*Task goal*
Skip every picture and transcribe the remaining material exactly.
··· Listed entries
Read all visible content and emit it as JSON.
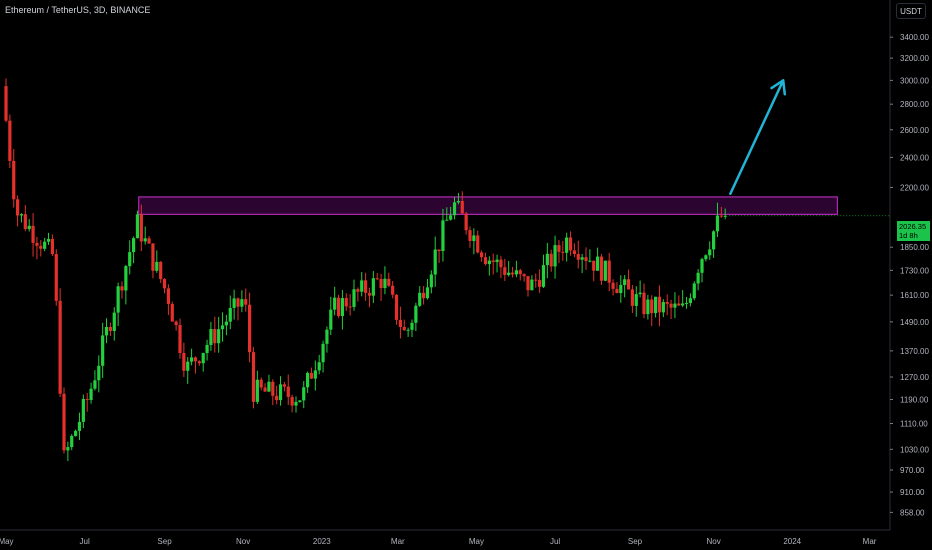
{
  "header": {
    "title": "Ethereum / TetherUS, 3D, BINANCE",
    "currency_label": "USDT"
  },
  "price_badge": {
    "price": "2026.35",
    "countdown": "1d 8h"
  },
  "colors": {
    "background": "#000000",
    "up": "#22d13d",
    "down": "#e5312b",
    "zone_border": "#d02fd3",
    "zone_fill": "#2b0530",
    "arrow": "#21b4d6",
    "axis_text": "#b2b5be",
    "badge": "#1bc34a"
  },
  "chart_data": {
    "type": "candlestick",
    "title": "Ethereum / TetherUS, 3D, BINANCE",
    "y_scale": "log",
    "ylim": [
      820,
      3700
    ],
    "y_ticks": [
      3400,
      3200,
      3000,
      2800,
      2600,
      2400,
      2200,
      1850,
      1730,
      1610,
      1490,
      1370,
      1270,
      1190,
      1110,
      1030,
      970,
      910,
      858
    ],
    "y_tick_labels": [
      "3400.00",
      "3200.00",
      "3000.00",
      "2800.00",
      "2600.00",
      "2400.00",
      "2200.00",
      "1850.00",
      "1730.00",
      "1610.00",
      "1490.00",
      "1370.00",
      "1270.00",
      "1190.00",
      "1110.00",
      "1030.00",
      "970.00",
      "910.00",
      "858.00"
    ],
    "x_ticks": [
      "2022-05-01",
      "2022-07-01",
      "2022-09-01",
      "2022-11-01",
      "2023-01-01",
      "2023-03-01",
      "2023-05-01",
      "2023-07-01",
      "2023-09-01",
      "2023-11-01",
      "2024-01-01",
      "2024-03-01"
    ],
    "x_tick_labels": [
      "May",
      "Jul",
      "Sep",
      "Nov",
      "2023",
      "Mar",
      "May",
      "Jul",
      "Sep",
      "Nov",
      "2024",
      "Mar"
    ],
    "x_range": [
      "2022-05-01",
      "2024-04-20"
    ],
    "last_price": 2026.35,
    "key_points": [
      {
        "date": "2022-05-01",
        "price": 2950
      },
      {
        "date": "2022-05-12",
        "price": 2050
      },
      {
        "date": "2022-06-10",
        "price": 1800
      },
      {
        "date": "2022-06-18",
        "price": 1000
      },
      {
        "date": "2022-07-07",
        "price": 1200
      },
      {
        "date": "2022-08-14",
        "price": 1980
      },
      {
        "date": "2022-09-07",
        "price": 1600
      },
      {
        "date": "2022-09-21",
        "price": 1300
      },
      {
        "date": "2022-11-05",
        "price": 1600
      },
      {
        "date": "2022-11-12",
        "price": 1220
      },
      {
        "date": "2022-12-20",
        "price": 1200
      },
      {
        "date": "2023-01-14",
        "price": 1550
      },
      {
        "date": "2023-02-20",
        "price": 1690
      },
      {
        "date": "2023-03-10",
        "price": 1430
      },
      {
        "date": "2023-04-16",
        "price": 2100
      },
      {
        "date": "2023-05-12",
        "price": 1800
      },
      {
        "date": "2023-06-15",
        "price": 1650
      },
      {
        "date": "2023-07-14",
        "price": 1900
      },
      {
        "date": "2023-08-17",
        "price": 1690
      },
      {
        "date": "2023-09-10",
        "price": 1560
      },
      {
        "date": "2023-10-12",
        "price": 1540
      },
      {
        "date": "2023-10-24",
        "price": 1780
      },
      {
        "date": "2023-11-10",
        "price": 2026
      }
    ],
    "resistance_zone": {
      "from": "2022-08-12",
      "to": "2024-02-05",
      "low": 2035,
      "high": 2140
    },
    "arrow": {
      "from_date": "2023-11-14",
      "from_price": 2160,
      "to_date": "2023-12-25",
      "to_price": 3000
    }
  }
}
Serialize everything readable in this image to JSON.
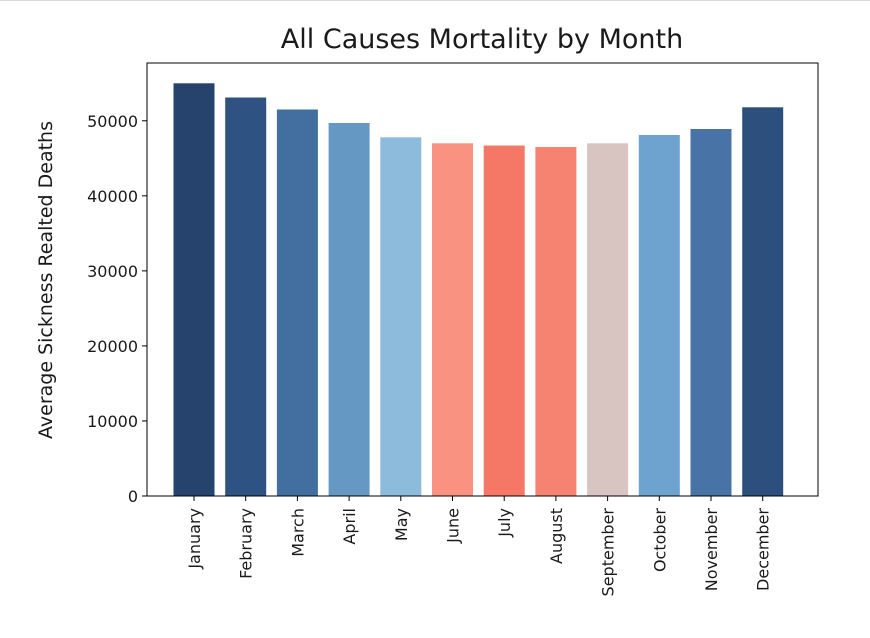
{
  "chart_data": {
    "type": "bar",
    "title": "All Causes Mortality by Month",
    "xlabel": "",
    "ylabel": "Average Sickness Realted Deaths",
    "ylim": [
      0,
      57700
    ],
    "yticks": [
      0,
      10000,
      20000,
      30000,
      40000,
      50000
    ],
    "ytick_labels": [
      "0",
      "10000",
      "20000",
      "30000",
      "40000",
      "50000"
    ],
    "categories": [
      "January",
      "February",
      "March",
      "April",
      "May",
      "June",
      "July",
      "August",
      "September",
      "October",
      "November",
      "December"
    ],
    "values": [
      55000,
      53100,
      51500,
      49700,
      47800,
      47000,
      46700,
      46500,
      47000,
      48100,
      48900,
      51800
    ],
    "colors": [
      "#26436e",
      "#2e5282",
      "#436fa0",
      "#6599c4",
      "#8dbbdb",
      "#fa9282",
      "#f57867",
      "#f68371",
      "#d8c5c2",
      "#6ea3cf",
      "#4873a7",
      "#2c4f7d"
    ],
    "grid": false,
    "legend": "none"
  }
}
······
*Correct response*
Read all visible content and emit it as JSON.
{
  "header": {
    "title": "Ethereum / TetherUS, 3D, BINANCE",
    "currency_label": "USDT"
  },
  "price_badge": {
    "price": "2026.35",
    "countdown": "1d 8h"
  },
  "colors": {
    "background": "#000000",
    "up": "#22d13d",
    "down": "#e5312b",
    "zone_border": "#d02fd3",
    "zone_fill": "#2b0530",
    "arrow": "#21b4d6",
    "axis_text": "#b2b5be",
    "badge": "#1bc34a"
  },
  "chart_data": {
    "type": "candlestick",
    "title": "Ethereum / TetherUS, 3D, BINANCE",
    "y_scale": "log",
    "ylim": [
      820,
      3700
    ],
    "y_ticks": [
      3400,
      3200,
      3000,
      2800,
      2600,
      2400,
      2200,
      1850,
      1730,
      1610,
      1490,
      1370,
      1270,
      1190,
      1110,
      1030,
      970,
      910,
      858
    ],
    "y_tick_labels": [
      "3400.00",
      "3200.00",
      "3000.00",
      "2800.00",
      "2600.00",
      "2400.00",
      "2200.00",
      "1850.00",
      "1730.00",
      "1610.00",
      "1490.00",
      "1370.00",
      "1270.00",
      "1190.00",
      "1110.00",
      "1030.00",
      "970.00",
      "910.00",
      "858.00"
    ],
    "x_ticks": [
      "2022-05-01",
      "2022-07-01",
      "2022-09-01",
      "2022-11-01",
      "2023-01-01",
      "2023-03-01",
      "2023-05-01",
      "2023-07-01",
      "2023-09-01",
      "2023-11-01",
      "2024-01-01",
      "2024-03-01"
    ],
    "x_tick_labels": [
      "May",
      "Jul",
      "Sep",
      "Nov",
      "2023",
      "Mar",
      "May",
      "Jul",
      "Sep",
      "Nov",
      "2024",
      "Mar"
    ],
    "x_range": [
      "2022-05-01",
      "2024-04-20"
    ],
    "last_price": 2026.35,
    "key_points": [
      {
        "date": "2022-05-01",
        "price": 2950
      },
      {
        "date": "2022-05-12",
        "price": 2050
      },
      {
        "date": "2022-06-10",
        "price": 1800
      },
      {
        "date": "2022-06-18",
        "price": 1000
      },
      {
        "date": "2022-07-07",
        "price": 1200
      },
      {
        "date": "2022-08-14",
        "price": 1980
      },
      {
        "date": "2022-09-07",
        "price": 1600
      },
      {
        "date": "2022-09-21",
        "price": 1300
      },
      {
        "date": "2022-11-05",
        "price": 1600
      },
      {
        "date": "2022-11-12",
        "price": 1220
      },
      {
        "date": "2022-12-20",
        "price": 1200
      },
      {
        "date": "2023-01-14",
        "price": 1550
      },
      {
        "date": "2023-02-20",
        "price": 1690
      },
      {
        "date": "2023-03-10",
        "price": 1430
      },
      {
        "date": "2023-04-16",
        "price": 2100
      },
      {
        "date": "2023-05-12",
        "price": 1800
      },
      {
        "date": "2023-06-15",
        "price": 1650
      },
      {
        "date": "2023-07-14",
        "price": 1900
      },
      {
        "date": "2023-08-17",
        "price": 1690
      },
      {
        "date": "2023-09-10",
        "price": 1560
      },
      {
        "date": "2023-10-12",
        "price": 1540
      },
      {
        "date": "2023-10-24",
        "price": 1780
      },
      {
        "date": "2023-11-10",
        "price": 2026
      }
    ],
    "resistance_zone": {
      "from": "2022-08-12",
      "to": "2024-02-05",
      "low": 2035,
      "high": 2140
    },
    "arrow": {
      "from_date": "2023-11-14",
      "from_price": 2160,
      "to_date": "2023-12-25",
      "to_price": 3000
    }
  }
}
Serialize everything readable in this image to JSON.
{
  "chart_data": {
    "type": "bar",
    "title": "All Causes Mortality by Month",
    "xlabel": "",
    "ylabel": "Average Sickness Realted Deaths",
    "ylim": [
      0,
      57700
    ],
    "yticks": [
      0,
      10000,
      20000,
      30000,
      40000,
      50000
    ],
    "ytick_labels": [
      "0",
      "10000",
      "20000",
      "30000",
      "40000",
      "50000"
    ],
    "categories": [
      "January",
      "February",
      "March",
      "April",
      "May",
      "June",
      "July",
      "August",
      "September",
      "October",
      "November",
      "December"
    ],
    "values": [
      55000,
      53100,
      51500,
      49700,
      47800,
      47000,
      46700,
      46500,
      47000,
      48100,
      48900,
      51800
    ],
    "colors": [
      "#26436e",
      "#2e5282",
      "#436fa0",
      "#6599c4",
      "#8dbbdb",
      "#fa9282",
      "#f57867",
      "#f68371",
      "#d8c5c2",
      "#6ea3cf",
      "#4873a7",
      "#2c4f7d"
    ],
    "grid": false,
    "legend": "none"
  }
}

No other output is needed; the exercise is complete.